TASK INPUTS ▸

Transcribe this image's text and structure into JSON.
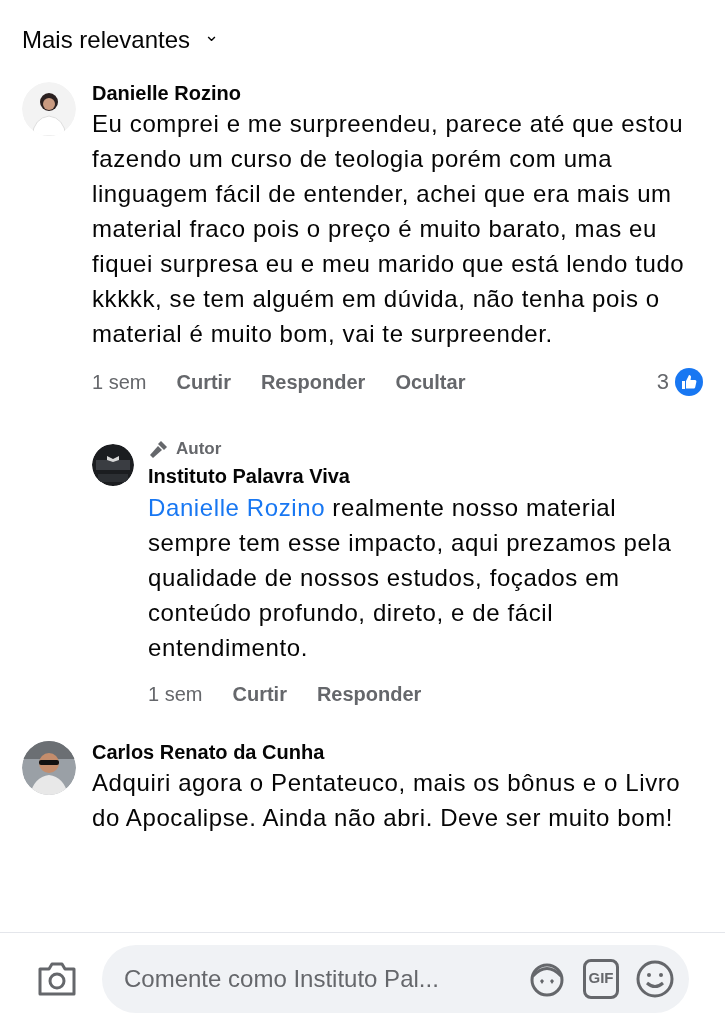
{
  "sort": {
    "label": "Mais relevantes",
    "caret": "⌄"
  },
  "comments": [
    {
      "author": "Danielle Rozino",
      "text": "Eu comprei e me surpreendeu, parece até que estou fazendo um curso de teologia porém com uma linguagem fácil de entender, achei que era mais um material fraco pois o preço é muito barato, mas eu fiquei surpresa eu e meu marido que está lendo tudo kkkkk, se tem alguém em dúvida, não tenha pois o material é muito bom, vai te surpreender.",
      "time": "1 sem",
      "actions": [
        "Curtir",
        "Responder",
        "Ocultar"
      ],
      "likes": "3",
      "replies": [
        {
          "badge": "Autor",
          "author": "Instituto Palavra Viva",
          "mention": "Danielle Rozino",
          "text": "realmente nosso material sempre tem esse impacto, aqui prezamos pela qualidade de nossos estudos, foçados em conteúdo profundo, direto, e de fácil entendimento.",
          "time": "1 sem",
          "actions": [
            "Curtir",
            "Responder"
          ]
        }
      ]
    },
    {
      "author": "Carlos Renato da Cunha",
      "text": "Adquiri agora o Pentateuco, mais os bônus e o Livro do Apocalipse. Ainda não abri. Deve ser muito bom!"
    }
  ],
  "composer": {
    "placeholder": "Comente como Instituto Pal...",
    "gif_label": "GIF"
  }
}
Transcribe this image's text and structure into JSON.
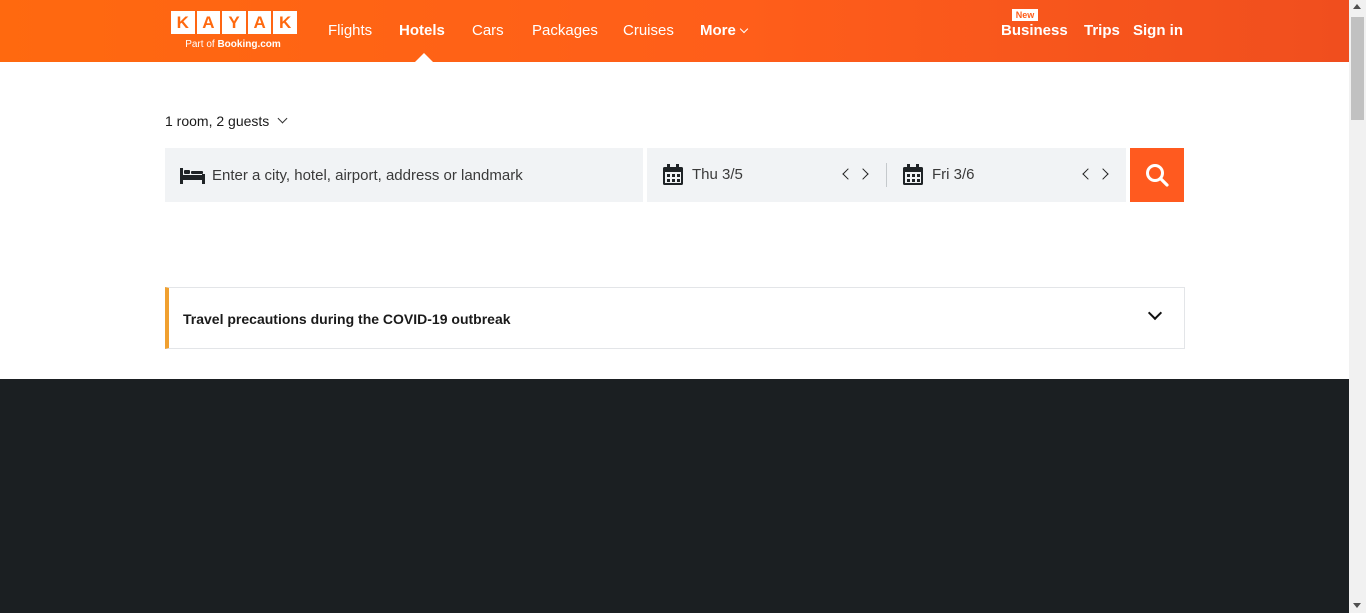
{
  "header": {
    "logo_letters": [
      "K",
      "A",
      "Y",
      "A",
      "K"
    ],
    "logo_sub_prefix": "Part of ",
    "logo_sub_brand": "Booking.com",
    "nav": [
      {
        "label": "Flights"
      },
      {
        "label": "Hotels",
        "active": true
      },
      {
        "label": "Cars"
      },
      {
        "label": "Packages"
      },
      {
        "label": "Cruises"
      },
      {
        "label": "More"
      }
    ],
    "right": {
      "new_badge": "New",
      "business": "Business",
      "trips": "Trips",
      "sign_in": "Sign in"
    },
    "colors": {
      "accent": "#ff690f",
      "accent_end": "#f04e1e"
    }
  },
  "search": {
    "guests": "1 room, 2 guests",
    "destination_placeholder": "Enter a city, hotel, airport, address or landmark",
    "destination_value": "",
    "checkin": "Thu 3/5",
    "checkout": "Fri 3/6",
    "icons": {
      "destination": "bed-icon",
      "date": "calendar-icon",
      "submit": "search-icon"
    },
    "button_color": "#ff5a1f"
  },
  "alert": {
    "title": "Travel precautions during the COVID-19 outbreak",
    "accent_color": "#f0a030"
  },
  "footer": {
    "background": "#1b1f22"
  }
}
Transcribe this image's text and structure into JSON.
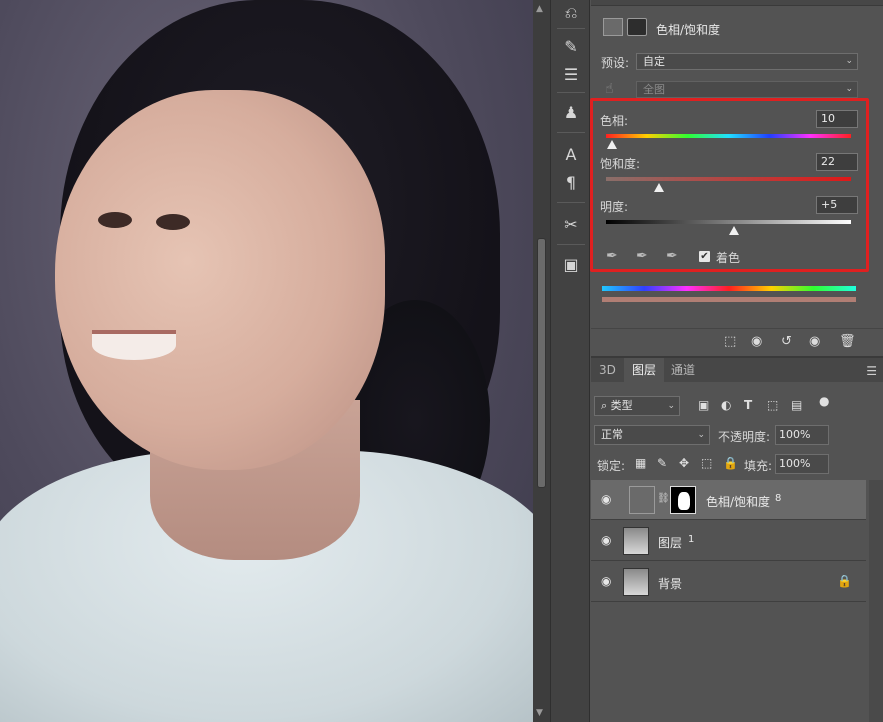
{
  "properties": {
    "title": "色相/饱和度",
    "preset_label": "预设:",
    "preset_value": "自定",
    "channel_value": "全图",
    "hue_label": "色相:",
    "hue_value": "10",
    "saturation_label": "饱和度:",
    "saturation_value": "22",
    "lightness_label": "明度:",
    "lightness_value": "+5",
    "colorize_label": "着色",
    "colorize_checked": true,
    "colorize_check_glyph": "✔"
  },
  "layers": {
    "tabs": [
      "3D",
      "图层",
      "通道"
    ],
    "active_tab": "图层",
    "filter_kind": "类型",
    "blend_mode": "正常",
    "opacity_label": "不透明度:",
    "opacity_value": "100%",
    "lock_label": "锁定:",
    "fill_label": "填充:",
    "fill_value": "100%",
    "items": [
      {
        "name": "色相/饱和度",
        "suffix": "8"
      },
      {
        "name": "图层",
        "suffix": "1"
      },
      {
        "name": "背景",
        "suffix": ""
      }
    ]
  }
}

REQUEST ▸ From the entries above, copy every line containing the word "Rozino".

FULL SOLUTION ▸
      "author": "Danielle Rozino",
          "mention": "Danielle Rozino",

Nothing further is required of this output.